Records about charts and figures
★ ★ ★ ★ ★
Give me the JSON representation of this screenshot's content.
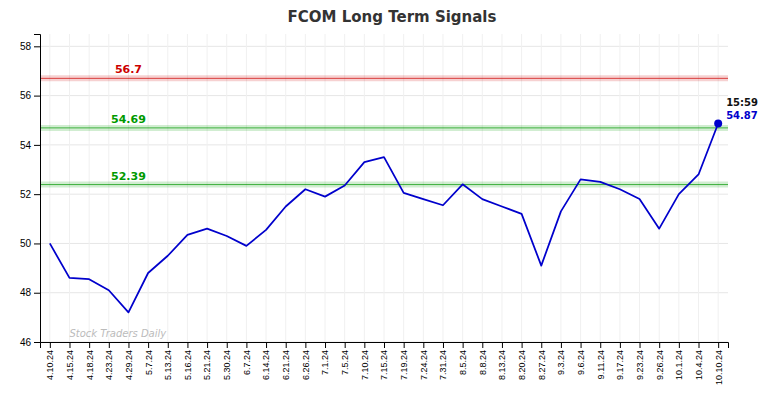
{
  "chart_data": {
    "type": "line",
    "title": "FCOM Long Term Signals",
    "categories": [
      "4.10.24",
      "4.15.24",
      "4.18.24",
      "4.23.24",
      "4.29.24",
      "5.7.24",
      "5.13.24",
      "5.16.24",
      "5.21.24",
      "5.30.24",
      "6.7.24",
      "6.14.24",
      "6.21.24",
      "6.26.24",
      "7.1.24",
      "7.5.24",
      "7.10.24",
      "7.15.24",
      "7.19.24",
      "7.24.24",
      "7.31.24",
      "8.5.24",
      "8.8.24",
      "8.13.24",
      "8.20.24",
      "8.27.24",
      "9.3.24",
      "9.6.24",
      "9.11.24",
      "9.17.24",
      "9.23.24",
      "9.26.24",
      "10.1.24",
      "10.4.24",
      "10.10.24"
    ],
    "values": [
      50.0,
      48.6,
      48.55,
      48.1,
      47.2,
      48.8,
      49.5,
      50.35,
      50.6,
      50.3,
      49.9,
      50.55,
      51.5,
      52.2,
      51.9,
      52.35,
      53.3,
      53.5,
      52.05,
      51.8,
      51.55,
      52.4,
      51.8,
      51.5,
      51.2,
      49.1,
      51.3,
      52.6,
      52.5,
      52.2,
      51.8,
      50.6,
      52.0,
      52.8,
      54.87
    ],
    "color": "#0000cc",
    "ylim": [
      46,
      58.5
    ],
    "yticks": [
      46,
      48,
      50,
      52,
      54,
      56,
      58
    ],
    "grid": true,
    "reference_lines": [
      {
        "value": 56.7,
        "color": "#cc0000"
      },
      {
        "value": 54.69,
        "color": "#009900"
      },
      {
        "value": 52.39,
        "color": "#009900"
      }
    ],
    "annotations": [
      {
        "text": "Stock Traders Daily",
        "color": "#bbbbbb"
      },
      {
        "text": "15:59",
        "x": "10.10.24",
        "value": 54.87,
        "marker": "circle",
        "color": "#0000cc"
      }
    ]
  }
}
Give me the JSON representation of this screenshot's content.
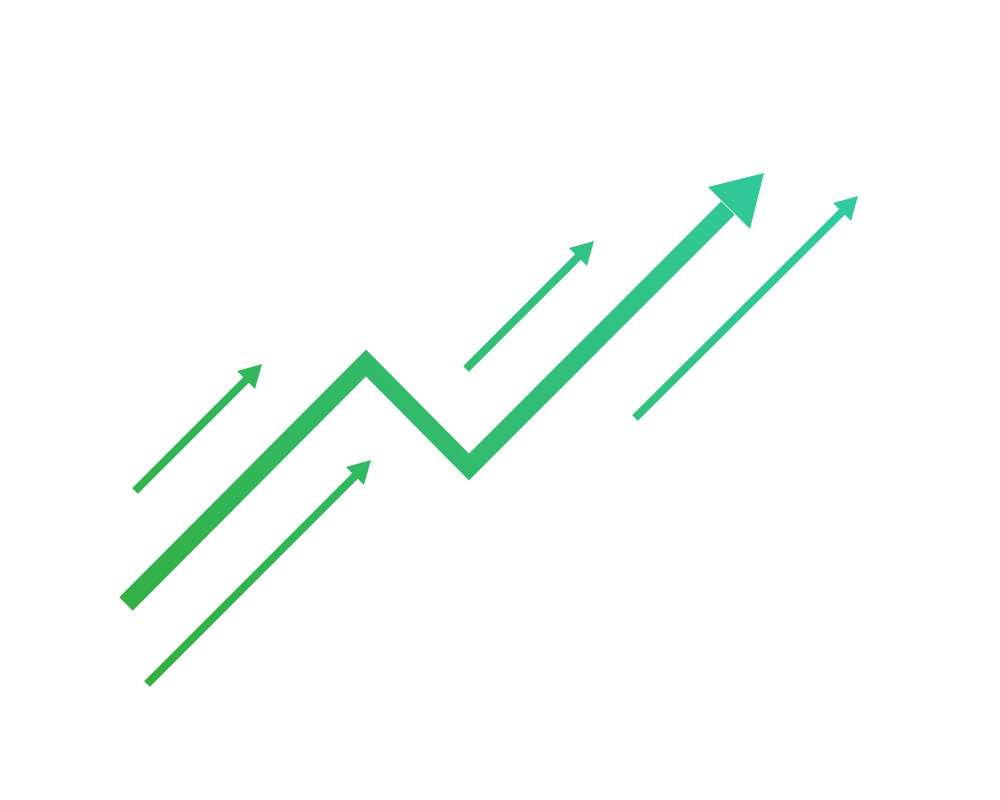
{
  "illustration": {
    "icon_name": "growth-arrows-icon",
    "colors": {
      "start": "#33ae3f",
      "end": "#31cba3",
      "background": "#ffffff"
    }
  }
}
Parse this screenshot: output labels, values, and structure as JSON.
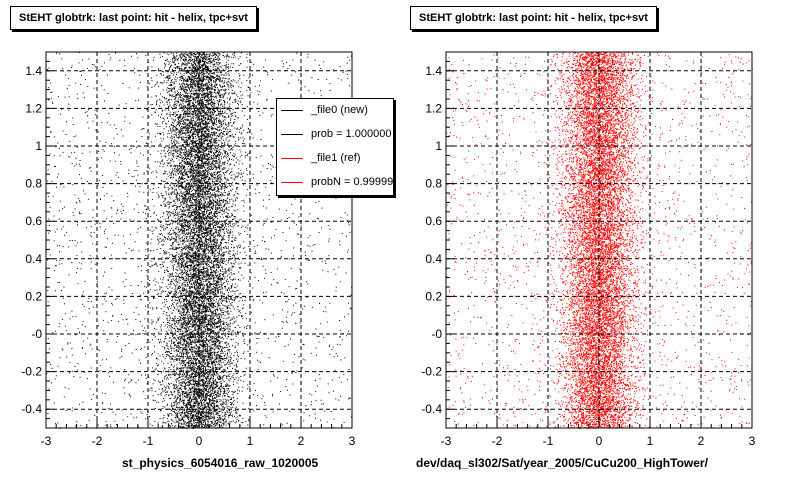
{
  "chart_data": [
    {
      "type": "scatter",
      "title": "StEHT globtrk: last point: hit - helix, tpc+svt",
      "xlabel": "st_physics_6054016_raw_1020005",
      "ylabel": "",
      "xlim": [
        -3,
        3
      ],
      "ylim": [
        -0.5,
        1.5
      ],
      "x_ticks": [
        "-3",
        "-2",
        "-1",
        "0",
        "1",
        "2",
        "3"
      ],
      "y_ticks": [
        "-0.4",
        "-0.2",
        "-0",
        "0.2",
        "0.4",
        "0.6",
        "0.8",
        "1",
        "1.2",
        "1.4"
      ],
      "grid": true,
      "series": [
        {
          "name": "_file0 (new)",
          "color": "#000000",
          "distribution": {
            "x_center": 0.0,
            "x_sigma": 0.35,
            "y_range": [
              -0.5,
              1.5
            ]
          }
        }
      ],
      "legend": {
        "placement": "top-right",
        "entries": [
          {
            "label": "_file0 (new)",
            "color": "#000000"
          },
          {
            "label": "prob = 1.000000",
            "color": "#000000"
          },
          {
            "label": "_file1 (ref)",
            "color": "#ff0000"
          },
          {
            "label": "probN = 0.999995",
            "color": "#ff0000"
          }
        ]
      }
    },
    {
      "type": "scatter",
      "title": "StEHT globtrk: last point: hit - helix, tpc+svt",
      "xlabel": "dev/daq_sl302/Sat/year_2005/CuCu200_HighTower/",
      "ylabel": "",
      "xlim": [
        -3,
        3
      ],
      "ylim": [
        -0.5,
        1.5
      ],
      "x_ticks": [
        "-3",
        "-2",
        "-1",
        "0",
        "1",
        "2",
        "3"
      ],
      "y_ticks": [
        "-0.4",
        "-0.2",
        "-0",
        "0.2",
        "0.4",
        "0.6",
        "0.8",
        "1",
        "1.2",
        "1.4"
      ],
      "grid": true,
      "series": [
        {
          "name": "_file1 (ref)",
          "color": "#ff0000",
          "distribution": {
            "x_center": 0.0,
            "x_sigma": 0.35,
            "y_range": [
              -0.5,
              1.5
            ]
          }
        }
      ]
    }
  ]
}
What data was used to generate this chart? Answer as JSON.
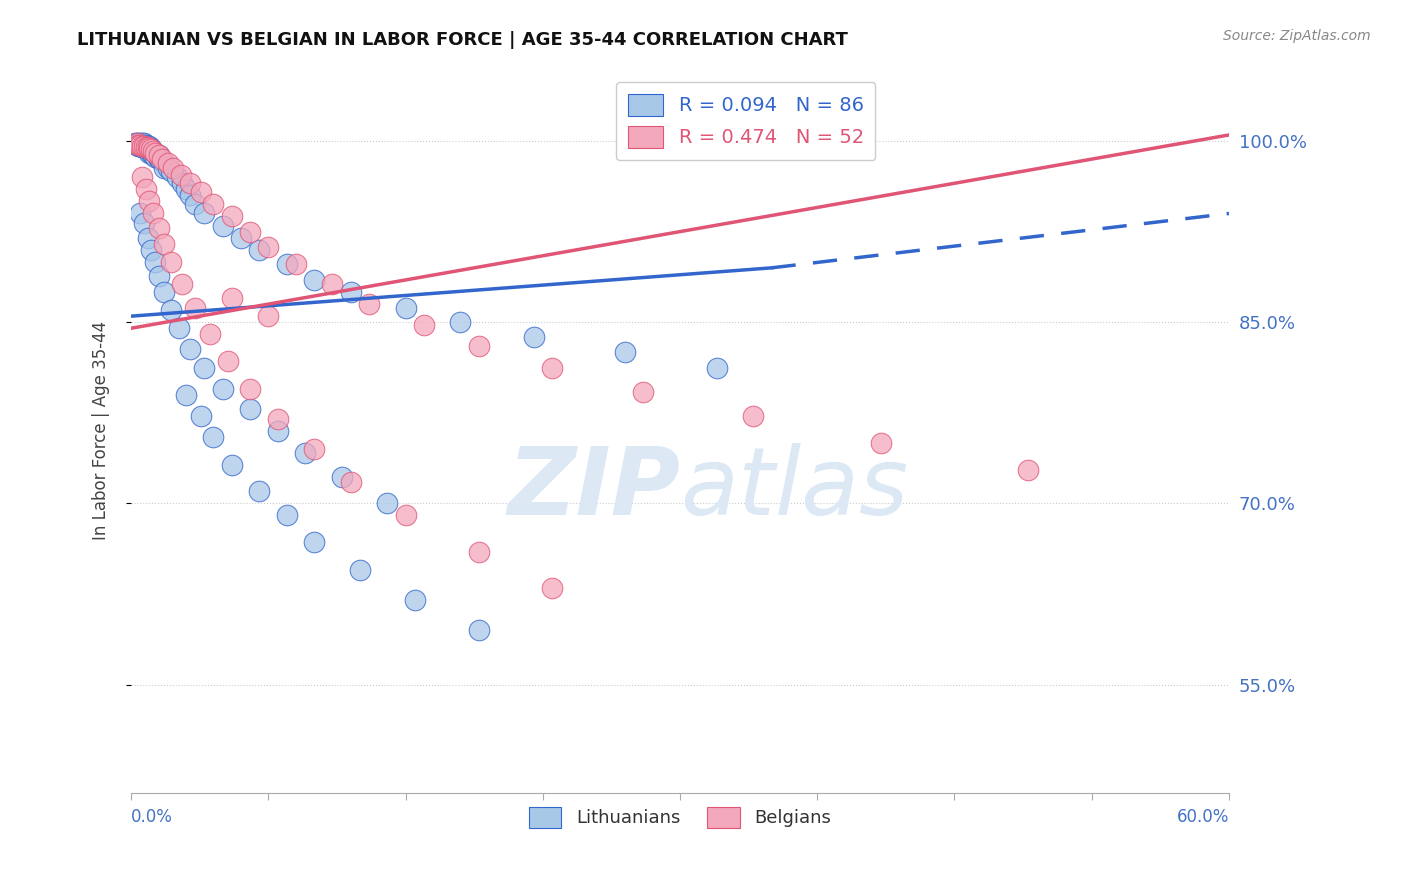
★ ★ ★ ★ ★
Print the listing above in full, exactly as written. Omit any pictures.

Give me the JSON representation of this screenshot's content.
{
  "chart_data": {
    "type": "line",
    "title": "FCOM Long Term Signals",
    "categories": [
      "4.10.24",
      "4.15.24",
      "4.18.24",
      "4.23.24",
      "4.29.24",
      "5.7.24",
      "5.13.24",
      "5.16.24",
      "5.21.24",
      "5.30.24",
      "6.7.24",
      "6.14.24",
      "6.21.24",
      "6.26.24",
      "7.1.24",
      "7.5.24",
      "7.10.24",
      "7.15.24",
      "7.19.24",
      "7.24.24",
      "7.31.24",
      "8.5.24",
      "8.8.24",
      "8.13.24",
      "8.20.24",
      "8.27.24",
      "9.3.24",
      "9.6.24",
      "9.11.24",
      "9.17.24",
      "9.23.24",
      "9.26.24",
      "10.1.24",
      "10.4.24",
      "10.10.24"
    ],
    "values": [
      50.0,
      48.6,
      48.55,
      48.1,
      47.2,
      48.8,
      49.5,
      50.35,
      50.6,
      50.3,
      49.9,
      50.55,
      51.5,
      52.2,
      51.9,
      52.35,
      53.3,
      53.5,
      52.05,
      51.8,
      51.55,
      52.4,
      51.8,
      51.5,
      51.2,
      49.1,
      51.3,
      52.6,
      52.5,
      52.2,
      51.8,
      50.6,
      52.0,
      52.8,
      54.87
    ],
    "color": "#0000cc",
    "ylim": [
      46,
      58.5
    ],
    "yticks": [
      46,
      48,
      50,
      52,
      54,
      56,
      58
    ],
    "grid": true,
    "reference_lines": [
      {
        "value": 56.7,
        "color": "#cc0000"
      },
      {
        "value": 54.69,
        "color": "#009900"
      },
      {
        "value": 52.39,
        "color": "#009900"
      }
    ],
    "annotations": [
      {
        "text": "Stock Traders Daily",
        "color": "#bbbbbb"
      },
      {
        "text": "15:59",
        "x": "10.10.24",
        "value": 54.87,
        "marker": "circle",
        "color": "#0000cc"
      }
    ]
  }
}
Give me the JSON representation of this screenshot's content.
{
  "illustration": {
    "icon_name": "growth-arrows-icon",
    "colors": {
      "start": "#33ae3f",
      "end": "#31cba3",
      "background": "#ffffff"
    }
  }
}
Parse this screenshot: output labels, values, and structure as JSON.
{
  "chart_data": [
    {
      "type": "scatter",
      "title": "StEHT globtrk: last point: hit - helix, tpc+svt",
      "xlabel": "st_physics_6054016_raw_1020005",
      "ylabel": "",
      "xlim": [
        -3,
        3
      ],
      "ylim": [
        -0.5,
        1.5
      ],
      "x_ticks": [
        "-3",
        "-2",
        "-1",
        "0",
        "1",
        "2",
        "3"
      ],
      "y_ticks": [
        "-0.4",
        "-0.2",
        "-0",
        "0.2",
        "0.4",
        "0.6",
        "0.8",
        "1",
        "1.2",
        "1.4"
      ],
      "grid": true,
      "series": [
        {
          "name": "_file0 (new)",
          "color": "#000000",
          "distribution": {
            "x_center": 0.0,
            "x_sigma": 0.35,
            "y_range": [
              -0.5,
              1.5
            ]
          }
        }
      ],
      "legend": {
        "placement": "top-right",
        "entries": [
          {
            "label": "_file0 (new)",
            "color": "#000000"
          },
          {
            "label": "prob = 1.000000",
            "color": "#000000"
          },
          {
            "label": "_file1 (ref)",
            "color": "#ff0000"
          },
          {
            "label": "probN = 0.999995",
            "color": "#ff0000"
          }
        ]
      }
    },
    {
      "type": "scatter",
      "title": "StEHT globtrk: last point: hit - helix, tpc+svt",
      "xlabel": "dev/daq_sl302/Sat/year_2005/CuCu200_HighTower/",
      "ylabel": "",
      "xlim": [
        -3,
        3
      ],
      "ylim": [
        -0.5,
        1.5
      ],
      "x_ticks": [
        "-3",
        "-2",
        "-1",
        "0",
        "1",
        "2",
        "3"
      ],
      "y_ticks": [
        "-0.4",
        "-0.2",
        "-0",
        "0.2",
        "0.4",
        "0.6",
        "0.8",
        "1",
        "1.2",
        "1.4"
      ],
      "grid": true,
      "series": [
        {
          "name": "_file1 (ref)",
          "color": "#ff0000",
          "distribution": {
            "x_center": 0.0,
            "x_sigma": 0.35,
            "y_range": [
              -0.5,
              1.5
            ]
          }
        }
      ]
    }
  ]
}
What data was used to generate this chart? Answer as JSON.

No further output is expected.